▶ YOUR OBJECTIVE
Repeat all entries exactly.
*** TASK MATERIAL
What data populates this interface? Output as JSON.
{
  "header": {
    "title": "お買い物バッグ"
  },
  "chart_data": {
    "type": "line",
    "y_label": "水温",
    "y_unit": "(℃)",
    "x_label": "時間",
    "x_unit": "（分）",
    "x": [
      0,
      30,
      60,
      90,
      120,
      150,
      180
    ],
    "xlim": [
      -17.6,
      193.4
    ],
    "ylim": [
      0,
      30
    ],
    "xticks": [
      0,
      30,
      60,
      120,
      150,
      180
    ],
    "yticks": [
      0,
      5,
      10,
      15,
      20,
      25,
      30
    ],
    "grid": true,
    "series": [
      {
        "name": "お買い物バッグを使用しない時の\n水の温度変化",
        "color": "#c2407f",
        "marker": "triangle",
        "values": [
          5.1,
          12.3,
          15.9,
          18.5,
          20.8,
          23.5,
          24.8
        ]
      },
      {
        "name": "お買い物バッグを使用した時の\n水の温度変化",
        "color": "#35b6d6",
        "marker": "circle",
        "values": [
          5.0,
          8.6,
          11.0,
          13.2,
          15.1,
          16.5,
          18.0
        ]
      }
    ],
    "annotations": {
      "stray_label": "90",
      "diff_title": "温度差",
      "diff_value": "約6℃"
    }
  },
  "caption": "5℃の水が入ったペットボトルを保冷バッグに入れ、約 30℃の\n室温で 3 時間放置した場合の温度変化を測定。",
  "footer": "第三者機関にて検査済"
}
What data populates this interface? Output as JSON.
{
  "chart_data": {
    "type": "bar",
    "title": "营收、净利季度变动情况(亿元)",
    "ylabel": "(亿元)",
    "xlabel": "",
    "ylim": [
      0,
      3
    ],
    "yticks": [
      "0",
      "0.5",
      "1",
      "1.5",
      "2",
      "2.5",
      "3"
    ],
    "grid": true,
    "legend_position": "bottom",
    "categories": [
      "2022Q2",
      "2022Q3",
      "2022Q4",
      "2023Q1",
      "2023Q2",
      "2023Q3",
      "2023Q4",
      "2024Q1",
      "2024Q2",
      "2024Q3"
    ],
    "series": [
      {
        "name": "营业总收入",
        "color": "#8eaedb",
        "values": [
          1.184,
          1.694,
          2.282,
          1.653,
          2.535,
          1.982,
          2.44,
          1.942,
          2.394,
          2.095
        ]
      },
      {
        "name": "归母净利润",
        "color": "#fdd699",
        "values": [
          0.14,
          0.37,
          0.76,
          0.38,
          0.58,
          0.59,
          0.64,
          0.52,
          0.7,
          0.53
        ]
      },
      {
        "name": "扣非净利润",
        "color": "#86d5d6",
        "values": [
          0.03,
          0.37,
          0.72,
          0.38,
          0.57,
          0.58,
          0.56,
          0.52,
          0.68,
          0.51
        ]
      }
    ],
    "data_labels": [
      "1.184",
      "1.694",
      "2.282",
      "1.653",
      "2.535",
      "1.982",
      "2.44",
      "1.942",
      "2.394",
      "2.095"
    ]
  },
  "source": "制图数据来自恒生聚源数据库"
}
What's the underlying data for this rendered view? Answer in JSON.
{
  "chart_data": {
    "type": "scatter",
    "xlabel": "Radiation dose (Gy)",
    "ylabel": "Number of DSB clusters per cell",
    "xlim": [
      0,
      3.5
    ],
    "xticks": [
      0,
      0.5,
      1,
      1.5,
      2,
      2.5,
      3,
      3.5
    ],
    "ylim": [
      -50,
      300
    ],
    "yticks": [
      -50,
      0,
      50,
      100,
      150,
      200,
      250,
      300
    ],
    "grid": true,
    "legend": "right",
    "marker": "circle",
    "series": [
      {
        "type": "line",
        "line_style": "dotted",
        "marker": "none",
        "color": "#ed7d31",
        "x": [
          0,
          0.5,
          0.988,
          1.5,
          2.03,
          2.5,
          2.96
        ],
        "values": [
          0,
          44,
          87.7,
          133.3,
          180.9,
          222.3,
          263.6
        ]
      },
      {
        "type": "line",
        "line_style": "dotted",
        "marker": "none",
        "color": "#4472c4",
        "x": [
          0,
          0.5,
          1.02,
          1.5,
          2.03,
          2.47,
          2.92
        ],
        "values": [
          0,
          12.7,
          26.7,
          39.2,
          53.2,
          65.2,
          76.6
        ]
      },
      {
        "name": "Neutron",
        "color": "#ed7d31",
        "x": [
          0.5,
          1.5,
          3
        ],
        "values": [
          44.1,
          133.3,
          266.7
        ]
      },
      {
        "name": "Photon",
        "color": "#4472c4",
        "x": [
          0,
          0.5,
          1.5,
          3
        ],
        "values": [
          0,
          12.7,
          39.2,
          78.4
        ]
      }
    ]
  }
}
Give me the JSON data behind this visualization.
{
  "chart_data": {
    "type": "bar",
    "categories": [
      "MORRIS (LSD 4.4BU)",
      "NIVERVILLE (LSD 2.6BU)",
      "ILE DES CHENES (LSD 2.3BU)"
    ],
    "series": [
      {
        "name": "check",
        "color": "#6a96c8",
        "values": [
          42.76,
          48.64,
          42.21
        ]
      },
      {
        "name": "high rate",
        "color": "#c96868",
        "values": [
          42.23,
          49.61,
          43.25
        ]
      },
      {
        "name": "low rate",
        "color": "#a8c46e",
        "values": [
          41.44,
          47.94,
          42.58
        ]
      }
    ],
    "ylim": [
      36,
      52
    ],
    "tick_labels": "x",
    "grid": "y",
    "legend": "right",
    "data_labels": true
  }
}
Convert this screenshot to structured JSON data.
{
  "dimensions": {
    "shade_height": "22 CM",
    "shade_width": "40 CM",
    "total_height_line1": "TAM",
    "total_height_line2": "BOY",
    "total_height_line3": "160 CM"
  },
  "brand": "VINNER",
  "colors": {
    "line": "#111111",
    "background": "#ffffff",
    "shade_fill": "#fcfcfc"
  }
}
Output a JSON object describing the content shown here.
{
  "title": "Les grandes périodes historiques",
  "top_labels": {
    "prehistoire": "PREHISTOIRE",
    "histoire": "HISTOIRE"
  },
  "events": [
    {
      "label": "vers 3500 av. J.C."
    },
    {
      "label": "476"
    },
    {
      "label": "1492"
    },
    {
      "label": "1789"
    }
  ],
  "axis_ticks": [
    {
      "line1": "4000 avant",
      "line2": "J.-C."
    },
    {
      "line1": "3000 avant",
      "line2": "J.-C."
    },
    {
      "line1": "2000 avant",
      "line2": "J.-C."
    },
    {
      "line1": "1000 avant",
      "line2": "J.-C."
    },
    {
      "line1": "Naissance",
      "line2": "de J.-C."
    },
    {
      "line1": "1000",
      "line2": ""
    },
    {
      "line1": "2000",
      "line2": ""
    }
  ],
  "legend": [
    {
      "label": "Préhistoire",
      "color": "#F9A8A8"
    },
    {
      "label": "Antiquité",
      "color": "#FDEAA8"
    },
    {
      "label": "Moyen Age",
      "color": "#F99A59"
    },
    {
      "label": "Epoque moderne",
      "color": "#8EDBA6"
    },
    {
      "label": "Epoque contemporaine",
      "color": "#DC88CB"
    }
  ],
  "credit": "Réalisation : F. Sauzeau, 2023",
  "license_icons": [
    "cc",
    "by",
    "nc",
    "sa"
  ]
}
******
▶ FULL ANSWER
What data populates this interface? Output as JSON.
{
  "header": {
    "title": "お買い物バッグ"
  },
  "chart_data": {
    "type": "line",
    "y_label": "水温",
    "y_unit": "(℃)",
    "x_label": "時間",
    "x_unit": "（分）",
    "x": [
      0,
      30,
      60,
      90,
      120,
      150,
      180
    ],
    "xlim": [
      -17.6,
      193.4
    ],
    "ylim": [
      0,
      30
    ],
    "xticks": [
      0,
      30,
      60,
      120,
      150,
      180
    ],
    "yticks": [
      0,
      5,
      10,
      15,
      20,
      25,
      30
    ],
    "grid": true,
    "series": [
      {
        "name": "お買い物バッグを使用しない時の\n水の温度変化",
        "color": "#c2407f",
        "marker": "triangle",
        "values": [
          5.1,
          12.3,
          15.9,
          18.5,
          20.8,
          23.5,
          24.8
        ]
      },
      {
        "name": "お買い物バッグを使用した時の\n水の温度変化",
        "color": "#35b6d6",
        "marker": "circle",
        "values": [
          5.0,
          8.6,
          11.0,
          13.2,
          15.1,
          16.5,
          18.0
        ]
      }
    ],
    "annotations": {
      "stray_label": "90",
      "diff_title": "温度差",
      "diff_value": "約6℃"
    }
  },
  "caption": "5℃の水が入ったペットボトルを保冷バッグに入れ、約 30℃の\n室温で 3 時間放置した場合の温度変化を測定。",
  "footer": "第三者機関にて検査済"
}
What data populates this interface? Output as JSON.
{
  "chart_data": {
    "type": "bar",
    "title": "营收、净利季度变动情况(亿元)",
    "ylabel": "(亿元)",
    "xlabel": "",
    "ylim": [
      0,
      3
    ],
    "yticks": [
      "0",
      "0.5",
      "1",
      "1.5",
      "2",
      "2.5",
      "3"
    ],
    "grid": true,
    "legend_position": "bottom",
    "categories": [
      "2022Q2",
      "2022Q3",
      "2022Q4",
      "2023Q1",
      "2023Q2",
      "2023Q3",
      "2023Q4",
      "2024Q1",
      "2024Q2",
      "2024Q3"
    ],
    "series": [
      {
        "name": "营业总收入",
        "color": "#8eaedb",
        "values": [
          1.184,
          1.694,
          2.282,
          1.653,
          2.535,
          1.982,
          2.44,
          1.942,
          2.394,
          2.095
        ]
      },
      {
        "name": "归母净利润",
        "color": "#fdd699",
        "values": [
          0.14,
          0.37,
          0.76,
          0.38,
          0.58,
          0.59,
          0.64,
          0.52,
          0.7,
          0.53
        ]
      },
      {
        "name": "扣非净利润",
        "color": "#86d5d6",
        "values": [
          0.03,
          0.37,
          0.72,
          0.38,
          0.57,
          0.58,
          0.56,
          0.52,
          0.68,
          0.51
        ]
      }
    ],
    "data_labels": [
      "1.184",
      "1.694",
      "2.282",
      "1.653",
      "2.535",
      "1.982",
      "2.44",
      "1.942",
      "2.394",
      "2.095"
    ]
  },
  "source": "制图数据来自恒生聚源数据库"
}
What's the underlying data for this rendered view? Answer in JSON.
{
  "chart_data": {
    "type": "scatter",
    "xlabel": "Radiation dose (Gy)",
    "ylabel": "Number of DSB clusters per cell",
    "xlim": [
      0,
      3.5
    ],
    "xticks": [
      0,
      0.5,
      1,
      1.5,
      2,
      2.5,
      3,
      3.5
    ],
    "ylim": [
      -50,
      300
    ],
    "yticks": [
      -50,
      0,
      50,
      100,
      150,
      200,
      250,
      300
    ],
    "grid": true,
    "legend": "right",
    "marker": "circle",
    "series": [
      {
        "type": "line",
        "line_style": "dotted",
        "marker": "none",
        "color": "#ed7d31",
        "x": [
          0,
          0.5,
          0.988,
          1.5,
          2.03,
          2.5,
          2.96
        ],
        "values": [
          0,
          44,
          87.7,
          133.3,
          180.9,
          222.3,
          263.6
        ]
      },
      {
        "type": "line",
        "line_style": "dotted",
        "marker": "none",
        "color": "#4472c4",
        "x": [
          0,
          0.5,
          1.02,
          1.5,
          2.03,
          2.47,
          2.92
        ],
        "values": [
          0,
          12.7,
          26.7,
          39.2,
          53.2,
          65.2,
          76.6
        ]
      },
      {
        "name": "Neutron",
        "color": "#ed7d31",
        "x": [
          0.5,
          1.5,
          3
        ],
        "values": [
          44.1,
          133.3,
          266.7
        ]
      },
      {
        "name": "Photon",
        "color": "#4472c4",
        "x": [
          0,
          0.5,
          1.5,
          3
        ],
        "values": [
          0,
          12.7,
          39.2,
          78.4
        ]
      }
    ]
  }
}
Give me the JSON data behind this visualization.
{
  "chart_data": {
    "type": "bar",
    "categories": [
      "MORRIS (LSD 4.4BU)",
      "NIVERVILLE (LSD 2.6BU)",
      "ILE DES CHENES (LSD 2.3BU)"
    ],
    "series": [
      {
        "name": "check",
        "color": "#6a96c8",
        "values": [
          42.76,
          48.64,
          42.21
        ]
      },
      {
        "name": "high rate",
        "color": "#c96868",
        "values": [
          42.23,
          49.61,
          43.25
        ]
      },
      {
        "name": "low rate",
        "color": "#a8c46e",
        "values": [
          41.44,
          47.94,
          42.58
        ]
      }
    ],
    "ylim": [
      36,
      52
    ],
    "tick_labels": "x",
    "grid": "y",
    "legend": "right",
    "data_labels": true
  }
}
Convert this screenshot to structured JSON data.
{
  "dimensions": {
    "shade_height": "22 CM",
    "shade_width": "40 CM",
    "total_height_line1": "TAM",
    "total_height_line2": "BOY",
    "total_height_line3": "160 CM"
  },
  "brand": "VINNER",
  "colors": {
    "line": "#111111",
    "background": "#ffffff",
    "shade_fill": "#fcfcfc"
  }
}
Output a JSON object describing the content shown here.
{
  "title": "Les grandes périodes historiques",
  "top_labels": {
    "prehistoire": "PREHISTOIRE",
    "histoire": "HISTOIRE"
  },
  "events": [
    {
      "label": "vers 3500 av. J.C."
    },
    {
      "label": "476"
    },
    {
      "label": "1492"
    },
    {
      "label": "1789"
    }
  ],
  "axis_ticks": [
    {
      "line1": "4000 avant",
      "line2": "J.-C."
    },
    {
      "line1": "3000 avant",
      "line2": "J.-C."
    },
    {
      "line1": "2000 avant",
      "line2": "J.-C."
    },
    {
      "line1": "1000 avant",
      "line2": "J.-C."
    },
    {
      "line1": "Naissance",
      "line2": "de J.-C."
    },
    {
      "line1": "1000",
      "line2": ""
    },
    {
      "line1": "2000",
      "line2": ""
    }
  ],
  "legend": [
    {
      "label": "Préhistoire",
      "color": "#F9A8A8"
    },
    {
      "label": "Antiquité",
      "color": "#FDEAA8"
    },
    {
      "label": "Moyen Age",
      "color": "#F99A59"
    },
    {
      "label": "Epoque moderne",
      "color": "#8EDBA6"
    },
    {
      "label": "Epoque contemporaine",
      "color": "#DC88CB"
    }
  ],
  "credit": "Réalisation : F. Sauzeau, 2023",
  "license_icons": [
    "cc",
    "by",
    "nc",
    "sa"
  ]
}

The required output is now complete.